# Start of Input rows

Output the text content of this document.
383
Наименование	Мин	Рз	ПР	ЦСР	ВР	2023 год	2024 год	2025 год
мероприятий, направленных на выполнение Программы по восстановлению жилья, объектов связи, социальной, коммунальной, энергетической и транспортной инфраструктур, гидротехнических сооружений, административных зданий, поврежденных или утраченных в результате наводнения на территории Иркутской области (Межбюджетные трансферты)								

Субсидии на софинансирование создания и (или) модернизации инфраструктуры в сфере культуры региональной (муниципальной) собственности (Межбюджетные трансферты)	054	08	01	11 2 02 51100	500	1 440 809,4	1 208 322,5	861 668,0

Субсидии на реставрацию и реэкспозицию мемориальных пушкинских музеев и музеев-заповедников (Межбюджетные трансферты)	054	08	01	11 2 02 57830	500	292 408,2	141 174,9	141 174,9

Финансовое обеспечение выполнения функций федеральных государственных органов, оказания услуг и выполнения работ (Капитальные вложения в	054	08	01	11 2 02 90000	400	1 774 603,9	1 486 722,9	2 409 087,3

# End of Input rows

Stated exercise: Exactly as written above, please repeat the entries.

Result of the exercise:
Output the text content of this document.
383
Наименование	Мин	Рз	ПР	ЦСР	ВР	2023 год	2024 год	2025 год
мероприятий, направленных на выполнение Программы по восстановлению жилья, объектов связи, социальной, коммунальной, энергетической и транспортной инфраструктур, гидротехнических сооружений, административных зданий, поврежденных или утраченных в результате наводнения на территории Иркутской области (Межбюджетные трансферты)								

Субсидии на софинансирование создания и (или) модернизации инфраструктуры в сфере культуры региональной (муниципальной) собственности (Межбюджетные трансферты)	054	08	01	11 2 02 51100	500	1 440 809,4	1 208 322,5	861 668,0

Субсидии на реставрацию и реэкспозицию мемориальных пушкинских музеев и музеев-заповедников (Межбюджетные трансферты)	054	08	01	11 2 02 57830	500	292 408,2	141 174,9	141 174,9

Финансовое обеспечение выполнения функций федеральных государственных органов, оказания услуг и выполнения работ (Капитальные вложения в	054	08	01	11 2 02 90000	400	1 774 603,9	1 486 722,9	2 409 087,3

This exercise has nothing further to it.